* Record excerpts:
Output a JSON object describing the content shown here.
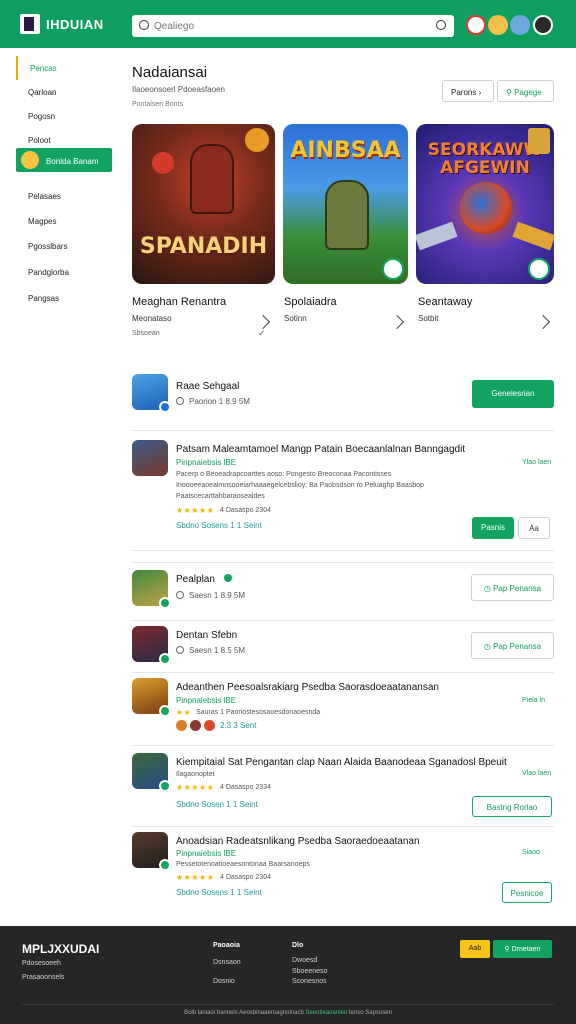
{
  "header": {
    "brand": "IHDUIAN",
    "search_placeholder": "Qealiego",
    "icons": [
      "notifications-icon",
      "rewards-icon",
      "avatar",
      "account-icon"
    ]
  },
  "sidebar": {
    "items": [
      {
        "label": "Pencas",
        "state": "highlighted"
      },
      {
        "label": "Qarloan"
      },
      {
        "label": "Pogosn"
      },
      {
        "label": "Poloot"
      },
      {
        "label": "Bonlda Banam",
        "state": "active"
      },
      {
        "label": "Pelasaes"
      },
      {
        "label": "Magpes"
      },
      {
        "label": "Pgosslbars"
      },
      {
        "label": "Pandglorba"
      },
      {
        "label": "Pangsas"
      }
    ]
  },
  "page": {
    "title": "Nadaiansai",
    "subtitle": "Ilaoeonsoerl Pdoeasfaoen",
    "meta": "Pontalsen Bonts",
    "btn_filter": "Parons",
    "btn_share": "Pagege"
  },
  "featured": [
    {
      "art_title": "SPANADIH",
      "name": "Meaghan Renantra",
      "sub": "Meonataso",
      "sub2": "Sbsoean"
    },
    {
      "art_title": "AINBSAA",
      "name": "Spolaiadra",
      "sub": "Sotinn",
      "sub2": ""
    },
    {
      "art_title": "SEORKAWW AFGEWIN",
      "name": "Seantaway",
      "sub": "Sotbit",
      "sub2": ""
    }
  ],
  "list": [
    {
      "title": "Raae Sehgaal",
      "meta": "Paorion 1 8.9 5M",
      "button": "Genelesrian"
    },
    {
      "title": "Patsam Maleamtamoel Mangp Patain Boecaanlalnan Banngagdit",
      "green": "Pinpnaiebsis lBE",
      "desc1": "Pacerp o Beoeadrapcoarttes aoso: Pongesto Breoconaa Pacontisses",
      "desc2": "Inoooeeaoealmnsooeiarhaaaegelcebslioy: Ba Paobsdson ro Peluaghp Baasbop",
      "desc3": "Paatscecarttahbaraosealdes",
      "rating": "4 Dasaspo 2304",
      "tags": "Sbdno Sosens 1 1 Seint",
      "side": "Ylao laen",
      "button": "Pasnis",
      "button2": "Aa"
    },
    {
      "title": "Pealplan",
      "meta": "Saesn 1 8.9 5M",
      "button": "Pap Penansa"
    },
    {
      "title": "Dentan Sfebn",
      "meta": "Saesn 1 8.5 5M",
      "button": "Pap Penansa"
    },
    {
      "title": "Adeanthen Peesoalsrakiarg Psedba Saorasdoeaatanansan",
      "green": "Pinpnaiebsis lBE",
      "desc1": "Sauras 1 Paonostesosaoesdonaoesnda",
      "tags": "2.3 3 Sent",
      "side": "Piela ln"
    },
    {
      "title": "Kiempitaial Sat Pengantan clap Naan Alaida Baanodeaa Sganadosl Bpeuit",
      "green": "Ilagaonoptet",
      "rating": "4 Dasaspo 2334",
      "tags": "Sbdno Sosen 1 1 Seint",
      "side": "Vlao laen",
      "button": "Bastng Rorlao"
    },
    {
      "title": "Anoadsian Radeatsnlikang Psedba Saoraedoeaatanan",
      "green": "Pinpnaiebsis lBE",
      "desc1": "Pessetotenoatioeaesontonaa Baarsanoeps",
      "rating": "4 Dasaspo 2304",
      "tags": "Sbdno Sosens 1 1 Seint",
      "side": "Siaoo",
      "button": "Pesnicoe"
    }
  ],
  "footer": {
    "brand": "MPLJXXUDAI",
    "left_lines": [
      "Pdosesoeeh",
      "Prasaoonsels"
    ],
    "col1_head": "Paoaoia",
    "col1": [
      "Dsnsaon",
      "Dosnio"
    ],
    "col2_head": "Dlo",
    "col2": [
      "Dwoesd",
      "Sboeeneso",
      "Sconesnos"
    ],
    "btn_yellow": "Aab",
    "btn_green": "Drnetaen",
    "copyright": "Bolb laniaoi bannels Aeosbinaaeroagnolnacb",
    "copyright_green": "Seeotieaoanleo",
    "copyright_tail": "Ienso Sapsosen"
  },
  "colors": {
    "brand_green": "#0e9e5f",
    "accent_yellow": "#f0a500",
    "footer_bg": "#262626"
  }
}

* Task brief: Select and copy every line from the records that includes the word "name".

* The completed task:
      "name": "Meaghan Renantra",
      "name": "Spolaiadra",
      "name": "Seantaway",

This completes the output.